124 Wn. App. 747, Henderson v. Kittitas County

[No. 22603-4-III. Division Three. November 16, 2004.]

JERRY HENDERSON , ET AL ., Appellants , v. KITTITAS COUNTY , ET AL ., Respondents .

[1] Building Regulations - Land Use Regulations - Judicial Review - Land Use Petition Act - Applicability - In General. The Land Use Petition Act (chapter 36.70C RCW) governs judicial review of local land use decisions.

[2] Building Regulations - Land Use Regulations - Judicial Review - Land Use Petition Act - Error of Law - Standard of Review. Under the Land Use Petition Act (chapter 36.70C RCW), issues of law are reviewed de novo.

[3] Building Regulations - Land Use Regulations - Judicial Review - Land Use Petition Act - Appellate Review - Inferences From Facts. In determining the sufficiency of the evidence supporting a local land use decision under the Land Use Petition Act (chapter 36.70C RCW), an appellate court views the record and the inferences in the light most favorable to the party that prevailed in the highest forum exercising fact-finding authority.

■ **Dataset excerpt**:

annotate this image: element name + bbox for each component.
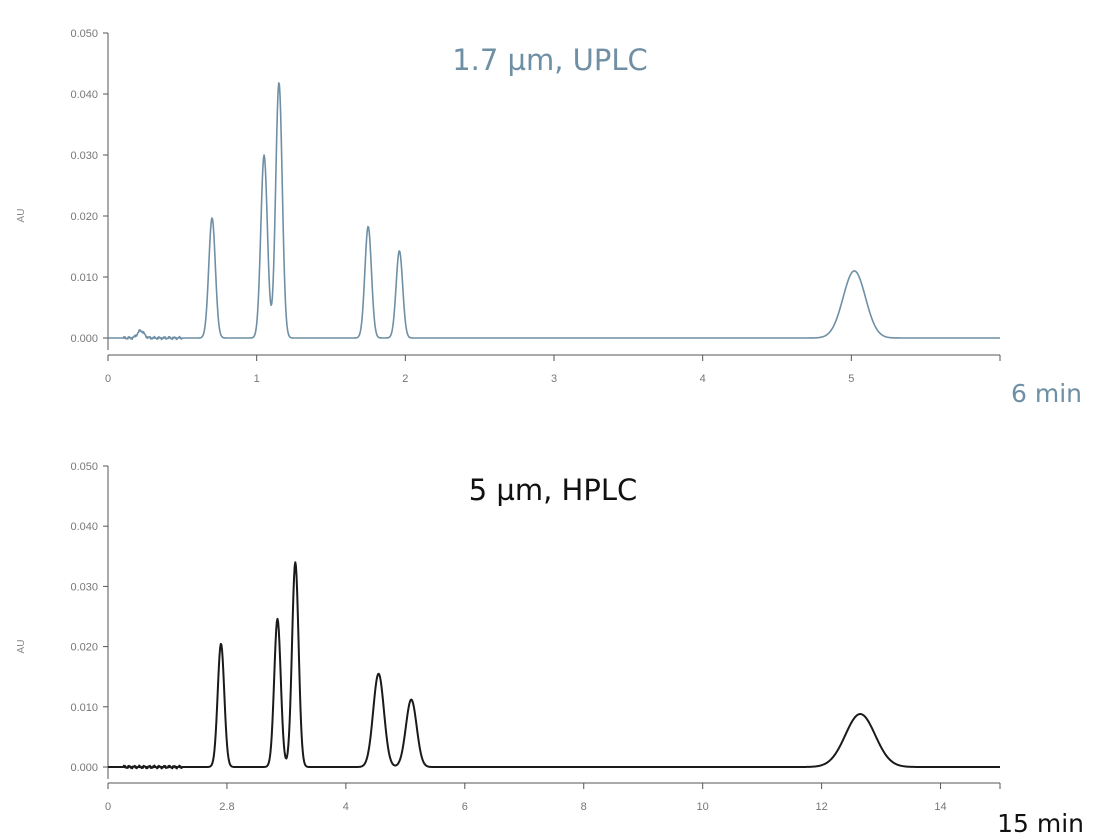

■ **Written instruction 1**:
Do these statements agree with the Henderson v. Kittitas County text? Answer yes or no for each and quote the words of the text that decide it.
(a) The Land Use Petition Act governs judicial review of local land use decisions.
(b) Under the Land Use Petition Act, issues of law are reviewed for abuse of discretion.
(c) On appeal, the record is viewed in the light most favorable to the party that lost before the fact-finding forum.
■ **Written instruction 2**: Turn the paragraph in the Henderson v. Kittitas County text that begins "[3] Building Regulations" into a short list that keeps its main facts.

■ **Complete answer 1**:
(a) Yes: "The Land Use Petition Act (chapter 36.70C RCW) governs judicial review of local land use decisions."
(b) No: "issues of law are reviewed de novo."
(c) No: "in the light most favorable to the party that prevailed in the highest forum exercising fact-finding authority."

■ **Complete answer 2**:
- Law: Land Use Petition Act (chapter 36.70C RCW)
- Issue: whether the evidence is sufficient to support a local land use decision
- Rule: an appellate court views the record and the inferences in the light most favorable to the party that prevailed in the highest forum exercising fact-finding authority